| Task requirements |
**A)** Return everything from "6) How is it" down to "affect each other." in the annotation guide, copied word for word.
**B)** According to the annotation guide, how many times may you have to go through the text to fully annotate it for the different literary elements?
**C)** For each statement below, say whether it agrees with the annotation guide, answering yes or no and quoting the deciding words. (i) The summary written after the first reading should be one paragraph long. (ii) The guide gives five reasons for the painstaking work. (iii) Questions relevant specifically to drama are marked with (SS).

| Extract to read |

Literature Annotation Guide Version 1.5
After doing a first reading for each Act of the 'Crucible' or each short story (as the case may be), write a short one paragraph summary answering the following questions:
1) What is happening? (Plot)
2) To whom is it happening? Who is carrying out the actions? (Characters and actions)
3) Why is it happening? (Motivations of characters, causes of events and actions, general cause/effect analysis)
4) When is it happening? (Setting/time)
5) Where is it happening? (Setting)
6) How is it happening? (Mood/atmosphere, what emotions are being evoked? What is the tone of the writing?)
An example of content summary (for a scene in Waiting for Godot) can be found on pg. 174 of “Mastering Practical Criticism” (see the bibliography). You can update your content annotation as you do the critical annotation later.
Annotation for Critical Analysis
After establishing a basic understanding of the text, do an in-depth annotation for the different literary elements, namely: characterization, plot, point-of-view, setting, mood/tone/atmosphere, symbolism and theme. You may have to go through the text 4-5 times to fully annotate it for these different aspects. Also note that they are interlinked and may affect each other.
In essence, you have to detect what is being conveyed about the characters, setting, mood and so on, and how this is being conveyed. Scribble down the what and the how next to the relevant portions. Be as thorough as possible and let nothing escape your careful reading. Draw reasonable inferences from every aspect of the text, linking how to what in every possible way. Act on the reasonable assumption that nothing in a literary work is there by accident. Be a perfectionist and be obsessed.
Think of your text like a wet towel from which you must squeeze out every iota of meaning.
There are four reasons for such painstaking work:
1) Deepen your insight into the text
2) Improve your critical reading skills for all literary texts
3) Improve your literature exam grades by preparing for the different types of analytical questions
4) Improve your grades for the unseen assessment through the improvement of your critical reading skills
Application of Dialectics
While scrutinizing the text carefully, ask yourself the following questions from the list below. Questions relevant specifically to drama are marked with (D). Questions relevant specifically to short stories are marked with (SS).

| Listing |
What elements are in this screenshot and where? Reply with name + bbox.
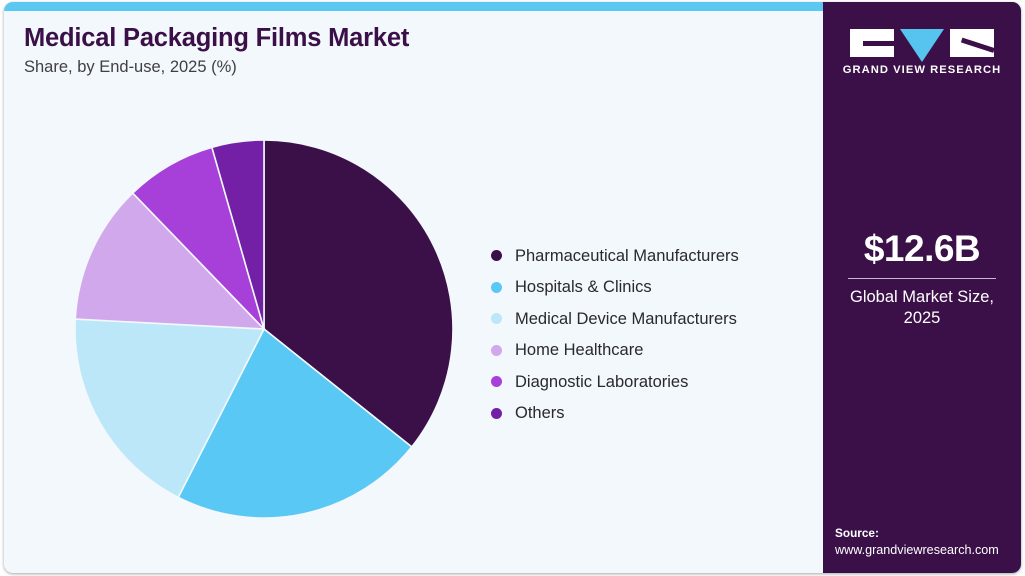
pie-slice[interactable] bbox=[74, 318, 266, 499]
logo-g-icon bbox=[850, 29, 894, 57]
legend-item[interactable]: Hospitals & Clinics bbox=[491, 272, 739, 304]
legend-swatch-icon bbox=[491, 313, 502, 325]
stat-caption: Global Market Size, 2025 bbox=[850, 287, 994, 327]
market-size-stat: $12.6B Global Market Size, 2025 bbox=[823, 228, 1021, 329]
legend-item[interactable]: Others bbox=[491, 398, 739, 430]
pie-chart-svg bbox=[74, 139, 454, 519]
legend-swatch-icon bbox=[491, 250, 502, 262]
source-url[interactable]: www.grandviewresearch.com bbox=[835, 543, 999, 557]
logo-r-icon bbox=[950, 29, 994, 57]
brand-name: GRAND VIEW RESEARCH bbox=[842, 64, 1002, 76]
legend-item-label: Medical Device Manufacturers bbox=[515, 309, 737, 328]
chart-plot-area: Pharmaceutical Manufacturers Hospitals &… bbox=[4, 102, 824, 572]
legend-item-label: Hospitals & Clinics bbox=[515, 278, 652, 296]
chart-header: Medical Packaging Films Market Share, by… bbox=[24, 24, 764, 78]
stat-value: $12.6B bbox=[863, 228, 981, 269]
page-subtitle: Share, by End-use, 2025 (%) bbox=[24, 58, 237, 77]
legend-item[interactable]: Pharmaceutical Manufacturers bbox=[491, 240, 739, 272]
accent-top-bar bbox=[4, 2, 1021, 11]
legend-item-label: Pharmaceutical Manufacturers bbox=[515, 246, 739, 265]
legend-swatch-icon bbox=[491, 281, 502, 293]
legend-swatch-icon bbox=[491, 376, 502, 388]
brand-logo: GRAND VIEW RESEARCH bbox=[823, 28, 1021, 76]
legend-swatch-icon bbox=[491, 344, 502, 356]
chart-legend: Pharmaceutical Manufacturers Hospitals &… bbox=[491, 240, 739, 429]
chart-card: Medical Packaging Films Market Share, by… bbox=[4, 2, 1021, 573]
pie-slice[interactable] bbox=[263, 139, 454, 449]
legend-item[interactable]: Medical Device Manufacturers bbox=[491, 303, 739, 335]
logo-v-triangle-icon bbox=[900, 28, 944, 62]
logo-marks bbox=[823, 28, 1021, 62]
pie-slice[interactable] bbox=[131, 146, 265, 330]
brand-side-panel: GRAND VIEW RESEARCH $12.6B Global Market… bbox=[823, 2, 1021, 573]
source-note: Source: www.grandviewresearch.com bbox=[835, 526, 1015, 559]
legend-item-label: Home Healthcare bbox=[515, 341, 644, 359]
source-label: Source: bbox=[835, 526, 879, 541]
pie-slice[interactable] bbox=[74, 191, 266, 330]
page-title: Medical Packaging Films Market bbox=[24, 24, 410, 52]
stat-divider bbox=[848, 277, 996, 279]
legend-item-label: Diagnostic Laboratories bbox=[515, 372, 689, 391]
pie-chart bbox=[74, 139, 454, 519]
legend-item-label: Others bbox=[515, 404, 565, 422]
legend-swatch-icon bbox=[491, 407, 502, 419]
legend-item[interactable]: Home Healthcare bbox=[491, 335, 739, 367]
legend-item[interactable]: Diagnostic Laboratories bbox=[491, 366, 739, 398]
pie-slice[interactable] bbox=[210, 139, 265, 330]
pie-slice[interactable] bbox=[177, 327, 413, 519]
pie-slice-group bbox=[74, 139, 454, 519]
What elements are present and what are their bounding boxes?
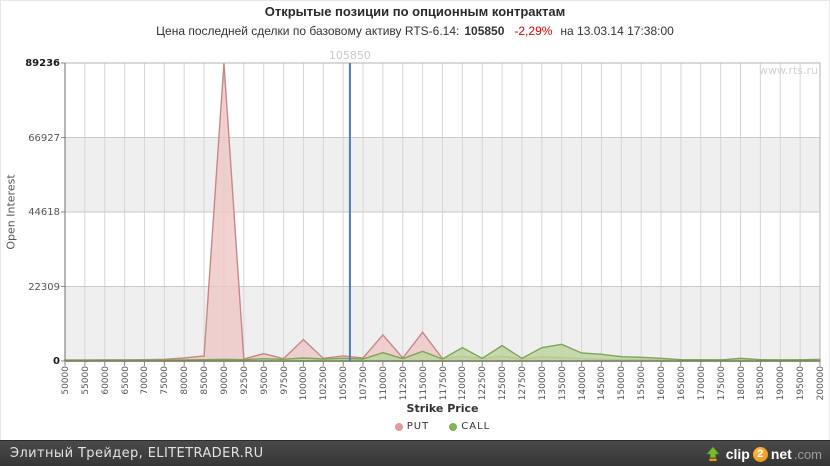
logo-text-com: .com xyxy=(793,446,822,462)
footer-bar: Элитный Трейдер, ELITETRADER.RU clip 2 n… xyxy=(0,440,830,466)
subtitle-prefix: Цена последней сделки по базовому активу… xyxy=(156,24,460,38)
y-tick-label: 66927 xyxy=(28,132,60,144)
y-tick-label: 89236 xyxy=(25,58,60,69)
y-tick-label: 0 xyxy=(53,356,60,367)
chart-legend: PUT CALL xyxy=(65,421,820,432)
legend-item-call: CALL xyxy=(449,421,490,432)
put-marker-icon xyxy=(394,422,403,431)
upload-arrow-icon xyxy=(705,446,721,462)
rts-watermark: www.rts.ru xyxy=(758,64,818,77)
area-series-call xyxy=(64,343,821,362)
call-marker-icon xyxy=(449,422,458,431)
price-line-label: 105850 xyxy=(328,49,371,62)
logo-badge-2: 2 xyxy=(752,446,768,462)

| Task answers |
**A)**
6) How is it happening? (Mood/atmosphere, what emotions are being evoked? What is the tone of the writing?)
An example of content summary (for a scene in Waiting for Godot) can be found on pg. 174 of “Mastering Practical Criticism” (see the bibliography). You can update your content annotation as you do the critical annotation later.
Annotation for Critical Analysis
After establishing a basic understanding of the text, do an in-depth annotation for the different literary elements, namely: characterization, plot, point-of-view, setting, mood/tone/atmosphere, symbolism and theme. You may have to go through the text 4-5 times to fully annotate it for these different aspects. Also note that they are interlinked and may affect each other.

**B)** 4-5 times

**C)**
(i) Yes: "write a short one paragraph summary"
(ii) No: "There are four reasons for such painstaking work"
(iii) No: "Questions relevant specifically to drama are marked with (D)."